- _Your goal_:
What follows is a block of records; reproduce all of it verbatim.

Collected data
——

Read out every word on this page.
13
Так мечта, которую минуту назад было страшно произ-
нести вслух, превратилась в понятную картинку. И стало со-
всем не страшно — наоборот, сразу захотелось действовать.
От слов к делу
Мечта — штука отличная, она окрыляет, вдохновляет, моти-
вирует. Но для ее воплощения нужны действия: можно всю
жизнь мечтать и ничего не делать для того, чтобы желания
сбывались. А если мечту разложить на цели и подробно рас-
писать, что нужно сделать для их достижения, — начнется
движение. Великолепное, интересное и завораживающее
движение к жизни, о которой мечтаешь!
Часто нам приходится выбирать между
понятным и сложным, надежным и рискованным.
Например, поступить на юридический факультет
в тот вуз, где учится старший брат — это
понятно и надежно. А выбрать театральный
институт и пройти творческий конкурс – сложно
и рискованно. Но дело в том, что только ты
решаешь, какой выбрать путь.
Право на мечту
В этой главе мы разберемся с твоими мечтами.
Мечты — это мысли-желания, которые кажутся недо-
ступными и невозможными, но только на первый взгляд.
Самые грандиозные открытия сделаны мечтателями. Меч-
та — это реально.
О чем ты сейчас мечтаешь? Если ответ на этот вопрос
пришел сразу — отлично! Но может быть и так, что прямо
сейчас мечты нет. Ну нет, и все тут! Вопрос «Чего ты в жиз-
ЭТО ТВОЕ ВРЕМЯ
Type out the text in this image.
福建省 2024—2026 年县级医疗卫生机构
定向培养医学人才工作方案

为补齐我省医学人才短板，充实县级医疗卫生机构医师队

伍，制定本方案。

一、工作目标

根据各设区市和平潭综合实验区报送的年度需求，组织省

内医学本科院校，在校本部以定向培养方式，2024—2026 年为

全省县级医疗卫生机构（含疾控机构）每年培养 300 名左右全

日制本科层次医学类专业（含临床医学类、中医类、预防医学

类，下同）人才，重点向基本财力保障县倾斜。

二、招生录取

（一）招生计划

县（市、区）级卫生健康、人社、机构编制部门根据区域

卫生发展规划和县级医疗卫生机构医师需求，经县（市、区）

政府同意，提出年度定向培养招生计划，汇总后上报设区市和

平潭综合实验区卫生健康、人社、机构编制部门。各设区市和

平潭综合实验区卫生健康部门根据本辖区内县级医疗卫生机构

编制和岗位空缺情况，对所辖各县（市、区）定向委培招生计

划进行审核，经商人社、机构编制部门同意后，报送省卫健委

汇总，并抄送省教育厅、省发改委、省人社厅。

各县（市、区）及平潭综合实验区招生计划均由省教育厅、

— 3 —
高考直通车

——

- _Worked solution_:
Read out every word on this page.
13
Так мечта, которую минуту назад было страшно произ-
нести вслух, превратилась в понятную картинку. И стало со-
всем не страшно — наоборот, сразу захотелось действовать.
От слов к делу
Мечта — штука отличная, она окрыляет, вдохновляет, моти-
вирует. Но для ее воплощения нужны действия: можно всю
жизнь мечтать и ничего не делать для того, чтобы желания
сбывались. А если мечту разложить на цели и подробно рас-
писать, что нужно сделать для их достижения, — начнется
движение. Великолепное, интересное и завораживающее
движение к жизни, о которой мечтаешь!
Часто нам приходится выбирать между
понятным и сложным, надежным и рискованным.
Например, поступить на юридический факультет
в тот вуз, где учится старший брат — это
понятно и надежно. А выбрать театральный
институт и пройти творческий конкурс – сложно
и рискованно. Но дело в том, что только ты
решаешь, какой выбрать путь.
Право на мечту
В этой главе мы разберемся с твоими мечтами.
Мечты — это мысли-желания, которые кажутся недо-
ступными и невозможными, но только на первый взгляд.
Самые грандиозные открытия сделаны мечтателями. Меч-
та — это реально.
О чем ты сейчас мечтаешь? Если ответ на этот вопрос
пришел сразу — отлично! Но может быть и так, что прямо
сейчас мечты нет. Ну нет, и все тут! Вопрос «Чего ты в жиз-
ЭТО ТВОЕ ВРЕМЯ
Type out the text in this image.
福建省 2024—2026 年县级医疗卫生机构
定向培养医学人才工作方案

为补齐我省医学人才短板，充实县级医疗卫生机构医师队

伍，制定本方案。

一、工作目标

根据各设区市和平潭综合实验区报送的年度需求，组织省

内医学本科院校，在校本部以定向培养方式，2024—2026 年为

全省县级医疗卫生机构（含疾控机构）每年培养 300 名左右全

日制本科层次医学类专业（含临床医学类、中医类、预防医学

类，下同）人才，重点向基本财力保障县倾斜。

二、招生录取

（一）招生计划

县（市、区）级卫生健康、人社、机构编制部门根据区域

卫生发展规划和县级医疗卫生机构医师需求，经县（市、区）

政府同意，提出年度定向培养招生计划，汇总后上报设区市和

平潭综合实验区卫生健康、人社、机构编制部门。各设区市和

平潭综合实验区卫生健康部门根据本辖区内县级医疗卫生机构

编制和岗位空缺情况，对所辖各县（市、区）定向委培招生计

划进行审核，经商人社、机构编制部门同意后，报送省卫健委

汇总，并抄送省教育厅、省发改委、省人社厅。

各县（市、区）及平潭综合实验区招生计划均由省教育厅、

— 3 —
高考直通车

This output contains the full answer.